Work required: Write out the listing below without alteration, omitting its pictures.

--- START Record extracts ---

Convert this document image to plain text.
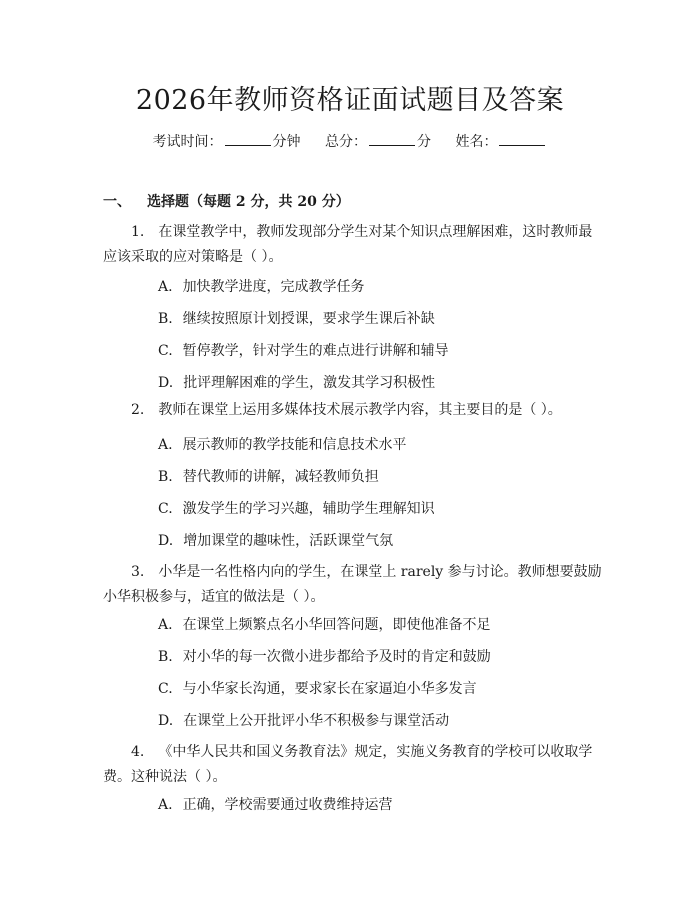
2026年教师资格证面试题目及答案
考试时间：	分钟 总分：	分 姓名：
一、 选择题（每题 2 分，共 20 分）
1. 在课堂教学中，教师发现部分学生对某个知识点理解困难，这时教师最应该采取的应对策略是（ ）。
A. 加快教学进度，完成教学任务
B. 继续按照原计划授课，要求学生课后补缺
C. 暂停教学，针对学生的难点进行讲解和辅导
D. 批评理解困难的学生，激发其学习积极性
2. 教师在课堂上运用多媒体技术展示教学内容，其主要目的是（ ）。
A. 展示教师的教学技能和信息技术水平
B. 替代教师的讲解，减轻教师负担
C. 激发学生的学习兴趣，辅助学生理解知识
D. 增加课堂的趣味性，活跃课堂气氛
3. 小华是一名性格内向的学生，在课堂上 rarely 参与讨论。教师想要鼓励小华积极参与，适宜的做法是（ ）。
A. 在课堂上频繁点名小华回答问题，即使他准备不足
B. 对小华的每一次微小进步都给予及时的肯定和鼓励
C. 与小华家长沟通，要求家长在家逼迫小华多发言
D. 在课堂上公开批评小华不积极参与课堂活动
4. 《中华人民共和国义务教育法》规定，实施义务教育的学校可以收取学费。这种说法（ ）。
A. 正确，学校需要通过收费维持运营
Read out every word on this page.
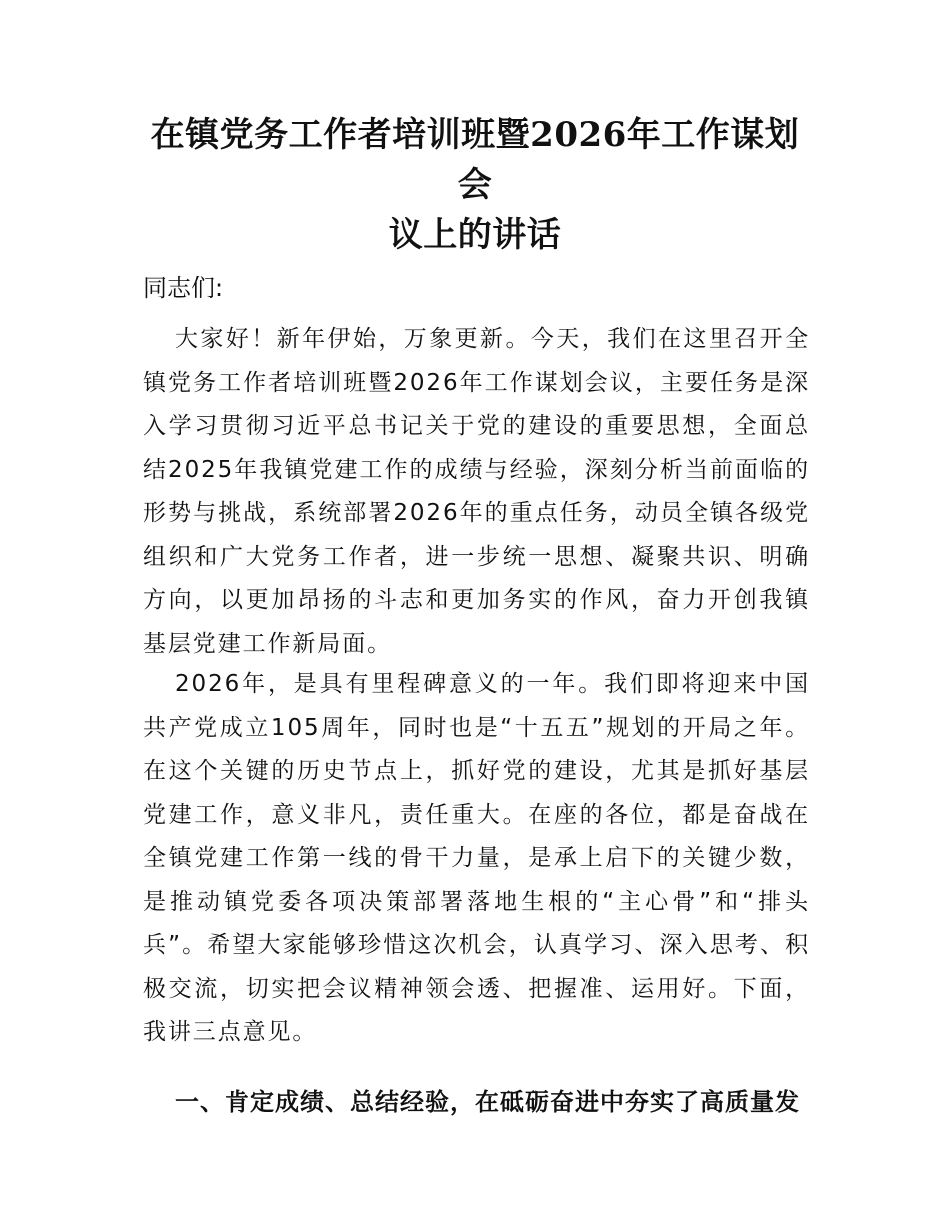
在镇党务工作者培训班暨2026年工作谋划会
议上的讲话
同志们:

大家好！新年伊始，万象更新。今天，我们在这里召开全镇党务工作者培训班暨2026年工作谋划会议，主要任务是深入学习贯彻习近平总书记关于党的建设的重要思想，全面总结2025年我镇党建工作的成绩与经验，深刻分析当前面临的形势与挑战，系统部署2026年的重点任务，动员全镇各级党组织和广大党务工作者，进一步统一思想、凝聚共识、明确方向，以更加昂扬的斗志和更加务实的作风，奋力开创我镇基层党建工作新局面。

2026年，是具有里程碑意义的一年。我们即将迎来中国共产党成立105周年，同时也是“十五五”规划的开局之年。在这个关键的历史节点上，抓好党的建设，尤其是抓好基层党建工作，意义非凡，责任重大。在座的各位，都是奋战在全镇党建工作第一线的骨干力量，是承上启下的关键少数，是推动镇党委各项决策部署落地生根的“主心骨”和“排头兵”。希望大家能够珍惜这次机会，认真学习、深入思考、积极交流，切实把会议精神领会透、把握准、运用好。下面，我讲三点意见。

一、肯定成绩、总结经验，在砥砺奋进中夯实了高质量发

--- END Record extracts ---

Task answer:
Convert this document image to plain text.
2026年教师资格证面试题目及答案
考试时间：	分钟 总分：	分 姓名：
一、 选择题（每题 2 分，共 20 分）
1. 在课堂教学中，教师发现部分学生对某个知识点理解困难，这时教师最应该采取的应对策略是（ ）。
A. 加快教学进度，完成教学任务
B. 继续按照原计划授课，要求学生课后补缺
C. 暂停教学，针对学生的难点进行讲解和辅导
D. 批评理解困难的学生，激发其学习积极性
2. 教师在课堂上运用多媒体技术展示教学内容，其主要目的是（ ）。
A. 展示教师的教学技能和信息技术水平
B. 替代教师的讲解，减轻教师负担
C. 激发学生的学习兴趣，辅助学生理解知识
D. 增加课堂的趣味性，活跃课堂气氛
3. 小华是一名性格内向的学生，在课堂上 rarely 参与讨论。教师想要鼓励小华积极参与，适宜的做法是（ ）。
A. 在课堂上频繁点名小华回答问题，即使他准备不足
B. 对小华的每一次微小进步都给予及时的肯定和鼓励
C. 与小华家长沟通，要求家长在家逼迫小华多发言
D. 在课堂上公开批评小华不积极参与课堂活动
4. 《中华人民共和国义务教育法》规定，实施义务教育的学校可以收取学费。这种说法（ ）。
A. 正确，学校需要通过收费维持运营
Read out every word on this page.
在镇党务工作者培训班暨2026年工作谋划会
议上的讲话
同志们:

大家好！新年伊始，万象更新。今天，我们在这里召开全镇党务工作者培训班暨2026年工作谋划会议，主要任务是深入学习贯彻习近平总书记关于党的建设的重要思想，全面总结2025年我镇党建工作的成绩与经验，深刻分析当前面临的形势与挑战，系统部署2026年的重点任务，动员全镇各级党组织和广大党务工作者，进一步统一思想、凝聚共识、明确方向，以更加昂扬的斗志和更加务实的作风，奋力开创我镇基层党建工作新局面。

2026年，是具有里程碑意义的一年。我们即将迎来中国共产党成立105周年，同时也是“十五五”规划的开局之年。在这个关键的历史节点上，抓好党的建设，尤其是抓好基层党建工作，意义非凡，责任重大。在座的各位，都是奋战在全镇党建工作第一线的骨干力量，是承上启下的关键少数，是推动镇党委各项决策部署落地生根的“主心骨”和“排头兵”。希望大家能够珍惜这次机会，认真学习、深入思考、积极交流，切实把会议精神领会透、把握准、运用好。下面，我讲三点意见。

一、肯定成绩、总结经验，在砥砺奋进中夯实了高质量发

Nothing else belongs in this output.